Each line that includes the word "JSON" counts once; give the total and nothing more.

══ Data rows

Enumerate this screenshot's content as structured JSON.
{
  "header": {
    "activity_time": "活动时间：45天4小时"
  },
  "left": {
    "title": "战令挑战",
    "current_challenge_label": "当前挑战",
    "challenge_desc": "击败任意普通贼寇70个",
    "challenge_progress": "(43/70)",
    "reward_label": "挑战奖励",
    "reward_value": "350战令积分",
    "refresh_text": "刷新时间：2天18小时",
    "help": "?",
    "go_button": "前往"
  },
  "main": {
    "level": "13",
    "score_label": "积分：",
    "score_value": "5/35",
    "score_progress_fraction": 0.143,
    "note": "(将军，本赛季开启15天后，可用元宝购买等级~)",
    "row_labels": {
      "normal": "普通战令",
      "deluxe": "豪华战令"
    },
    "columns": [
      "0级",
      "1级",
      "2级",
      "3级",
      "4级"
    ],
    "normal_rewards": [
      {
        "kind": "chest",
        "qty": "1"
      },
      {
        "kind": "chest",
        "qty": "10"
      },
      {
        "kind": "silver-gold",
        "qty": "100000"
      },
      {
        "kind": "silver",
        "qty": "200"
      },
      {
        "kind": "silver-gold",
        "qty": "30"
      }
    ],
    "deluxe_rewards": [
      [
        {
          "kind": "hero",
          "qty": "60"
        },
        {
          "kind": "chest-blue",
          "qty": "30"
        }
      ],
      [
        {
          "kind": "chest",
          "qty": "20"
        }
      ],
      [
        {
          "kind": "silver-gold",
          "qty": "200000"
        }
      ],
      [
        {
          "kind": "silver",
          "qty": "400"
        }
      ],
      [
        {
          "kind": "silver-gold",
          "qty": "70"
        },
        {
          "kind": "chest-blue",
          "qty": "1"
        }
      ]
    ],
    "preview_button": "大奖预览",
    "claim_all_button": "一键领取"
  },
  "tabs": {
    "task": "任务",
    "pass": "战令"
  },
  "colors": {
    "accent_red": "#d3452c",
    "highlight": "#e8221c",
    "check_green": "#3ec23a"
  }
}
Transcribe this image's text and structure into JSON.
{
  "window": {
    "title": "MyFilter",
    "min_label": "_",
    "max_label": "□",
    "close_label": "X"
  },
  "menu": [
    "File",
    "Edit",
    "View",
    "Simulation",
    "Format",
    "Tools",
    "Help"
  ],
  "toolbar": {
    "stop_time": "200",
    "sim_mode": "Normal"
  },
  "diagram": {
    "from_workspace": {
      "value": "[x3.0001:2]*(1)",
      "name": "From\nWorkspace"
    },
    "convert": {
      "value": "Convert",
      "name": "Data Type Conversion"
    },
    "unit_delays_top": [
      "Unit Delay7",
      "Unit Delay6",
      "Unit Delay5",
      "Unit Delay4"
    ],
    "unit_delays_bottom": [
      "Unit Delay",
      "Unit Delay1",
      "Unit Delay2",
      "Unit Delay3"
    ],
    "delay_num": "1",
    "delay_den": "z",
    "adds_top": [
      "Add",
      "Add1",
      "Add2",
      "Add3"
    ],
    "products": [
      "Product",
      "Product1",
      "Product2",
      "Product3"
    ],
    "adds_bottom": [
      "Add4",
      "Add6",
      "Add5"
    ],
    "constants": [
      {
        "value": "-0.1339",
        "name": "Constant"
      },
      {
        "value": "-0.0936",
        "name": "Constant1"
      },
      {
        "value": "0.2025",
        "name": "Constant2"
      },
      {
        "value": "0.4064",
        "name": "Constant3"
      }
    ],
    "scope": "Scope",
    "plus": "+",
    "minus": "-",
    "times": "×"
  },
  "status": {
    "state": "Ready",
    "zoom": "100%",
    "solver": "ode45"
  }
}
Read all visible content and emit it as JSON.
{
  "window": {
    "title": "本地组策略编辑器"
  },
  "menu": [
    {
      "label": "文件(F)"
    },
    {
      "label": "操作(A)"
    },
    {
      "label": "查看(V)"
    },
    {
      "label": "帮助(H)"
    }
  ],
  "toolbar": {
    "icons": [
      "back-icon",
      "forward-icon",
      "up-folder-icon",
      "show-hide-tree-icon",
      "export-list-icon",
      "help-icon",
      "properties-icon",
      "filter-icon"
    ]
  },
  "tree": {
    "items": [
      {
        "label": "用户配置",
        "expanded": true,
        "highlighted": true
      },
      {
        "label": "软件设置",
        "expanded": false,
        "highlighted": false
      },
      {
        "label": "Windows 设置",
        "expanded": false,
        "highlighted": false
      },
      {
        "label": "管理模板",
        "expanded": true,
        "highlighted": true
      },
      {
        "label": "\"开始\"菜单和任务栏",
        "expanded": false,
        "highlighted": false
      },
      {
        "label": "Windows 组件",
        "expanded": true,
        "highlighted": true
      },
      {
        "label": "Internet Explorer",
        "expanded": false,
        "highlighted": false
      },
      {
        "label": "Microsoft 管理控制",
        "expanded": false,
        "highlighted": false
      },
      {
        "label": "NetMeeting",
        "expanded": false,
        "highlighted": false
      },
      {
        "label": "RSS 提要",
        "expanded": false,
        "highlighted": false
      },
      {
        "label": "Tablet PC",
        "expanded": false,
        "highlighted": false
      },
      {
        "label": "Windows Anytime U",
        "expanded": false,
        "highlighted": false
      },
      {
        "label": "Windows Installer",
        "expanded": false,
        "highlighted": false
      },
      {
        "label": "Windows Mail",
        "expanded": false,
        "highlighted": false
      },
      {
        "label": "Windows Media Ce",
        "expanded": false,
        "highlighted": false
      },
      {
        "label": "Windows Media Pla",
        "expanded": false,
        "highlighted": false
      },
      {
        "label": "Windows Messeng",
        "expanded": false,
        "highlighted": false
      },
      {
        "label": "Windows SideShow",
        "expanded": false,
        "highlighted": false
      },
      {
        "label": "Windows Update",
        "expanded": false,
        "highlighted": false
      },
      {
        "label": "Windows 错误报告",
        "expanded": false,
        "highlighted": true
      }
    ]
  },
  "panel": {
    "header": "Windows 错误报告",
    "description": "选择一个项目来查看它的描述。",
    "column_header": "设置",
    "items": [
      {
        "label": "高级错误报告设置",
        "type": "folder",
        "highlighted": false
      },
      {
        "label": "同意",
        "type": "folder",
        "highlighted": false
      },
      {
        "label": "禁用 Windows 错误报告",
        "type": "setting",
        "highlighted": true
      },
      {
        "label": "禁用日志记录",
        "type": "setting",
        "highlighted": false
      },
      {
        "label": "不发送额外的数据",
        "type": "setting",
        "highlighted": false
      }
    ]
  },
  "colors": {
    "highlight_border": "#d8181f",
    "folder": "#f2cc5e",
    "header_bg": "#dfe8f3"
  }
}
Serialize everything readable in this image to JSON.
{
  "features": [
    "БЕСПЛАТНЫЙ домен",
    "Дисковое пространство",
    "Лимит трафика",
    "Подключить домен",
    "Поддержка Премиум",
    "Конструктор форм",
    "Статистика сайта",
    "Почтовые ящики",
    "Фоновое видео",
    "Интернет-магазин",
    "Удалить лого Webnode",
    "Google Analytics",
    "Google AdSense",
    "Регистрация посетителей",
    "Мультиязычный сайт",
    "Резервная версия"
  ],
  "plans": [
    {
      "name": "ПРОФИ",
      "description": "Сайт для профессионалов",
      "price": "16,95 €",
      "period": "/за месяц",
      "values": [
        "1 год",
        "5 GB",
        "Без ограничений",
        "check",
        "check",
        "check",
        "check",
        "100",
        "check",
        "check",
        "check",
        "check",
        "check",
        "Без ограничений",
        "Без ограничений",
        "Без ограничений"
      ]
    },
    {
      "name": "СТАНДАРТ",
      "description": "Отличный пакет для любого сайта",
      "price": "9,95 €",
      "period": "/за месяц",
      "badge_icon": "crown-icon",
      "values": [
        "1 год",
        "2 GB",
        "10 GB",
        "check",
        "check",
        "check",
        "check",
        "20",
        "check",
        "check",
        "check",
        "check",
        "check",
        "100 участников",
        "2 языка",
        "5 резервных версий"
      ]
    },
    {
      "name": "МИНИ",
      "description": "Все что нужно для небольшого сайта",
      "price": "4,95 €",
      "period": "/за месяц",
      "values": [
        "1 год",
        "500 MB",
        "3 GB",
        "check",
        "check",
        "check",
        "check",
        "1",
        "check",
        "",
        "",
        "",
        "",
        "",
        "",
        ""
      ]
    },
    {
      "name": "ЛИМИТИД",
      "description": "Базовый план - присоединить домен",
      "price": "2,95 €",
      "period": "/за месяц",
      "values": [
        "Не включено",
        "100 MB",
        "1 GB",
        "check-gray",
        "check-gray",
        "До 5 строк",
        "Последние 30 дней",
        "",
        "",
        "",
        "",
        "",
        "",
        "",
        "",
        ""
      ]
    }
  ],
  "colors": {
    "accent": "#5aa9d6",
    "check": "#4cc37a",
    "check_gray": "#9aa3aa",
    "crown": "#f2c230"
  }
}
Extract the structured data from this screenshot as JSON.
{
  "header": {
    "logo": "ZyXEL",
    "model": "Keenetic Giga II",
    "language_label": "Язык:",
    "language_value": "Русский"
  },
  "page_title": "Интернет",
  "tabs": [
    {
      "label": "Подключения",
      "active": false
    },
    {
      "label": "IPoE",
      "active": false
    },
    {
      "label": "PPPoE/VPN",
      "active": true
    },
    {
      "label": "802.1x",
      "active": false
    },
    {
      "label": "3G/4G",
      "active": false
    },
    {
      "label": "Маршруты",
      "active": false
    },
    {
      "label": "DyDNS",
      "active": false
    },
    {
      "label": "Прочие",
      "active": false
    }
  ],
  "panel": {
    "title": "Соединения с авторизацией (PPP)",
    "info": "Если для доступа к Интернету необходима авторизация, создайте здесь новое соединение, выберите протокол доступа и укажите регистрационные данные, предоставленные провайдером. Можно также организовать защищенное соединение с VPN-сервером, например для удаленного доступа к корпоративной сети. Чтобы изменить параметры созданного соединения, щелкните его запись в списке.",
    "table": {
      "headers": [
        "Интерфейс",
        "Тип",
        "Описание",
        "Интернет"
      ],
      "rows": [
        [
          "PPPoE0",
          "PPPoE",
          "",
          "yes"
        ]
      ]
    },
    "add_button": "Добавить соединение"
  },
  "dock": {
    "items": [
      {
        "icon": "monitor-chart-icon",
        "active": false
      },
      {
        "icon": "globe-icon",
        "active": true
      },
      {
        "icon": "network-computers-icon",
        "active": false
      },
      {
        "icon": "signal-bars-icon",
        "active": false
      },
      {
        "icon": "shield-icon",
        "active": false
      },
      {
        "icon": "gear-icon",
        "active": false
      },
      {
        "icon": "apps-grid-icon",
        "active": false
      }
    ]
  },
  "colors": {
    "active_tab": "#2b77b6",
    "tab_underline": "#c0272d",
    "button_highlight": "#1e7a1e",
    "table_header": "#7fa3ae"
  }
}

════

§ **Expected output**: 5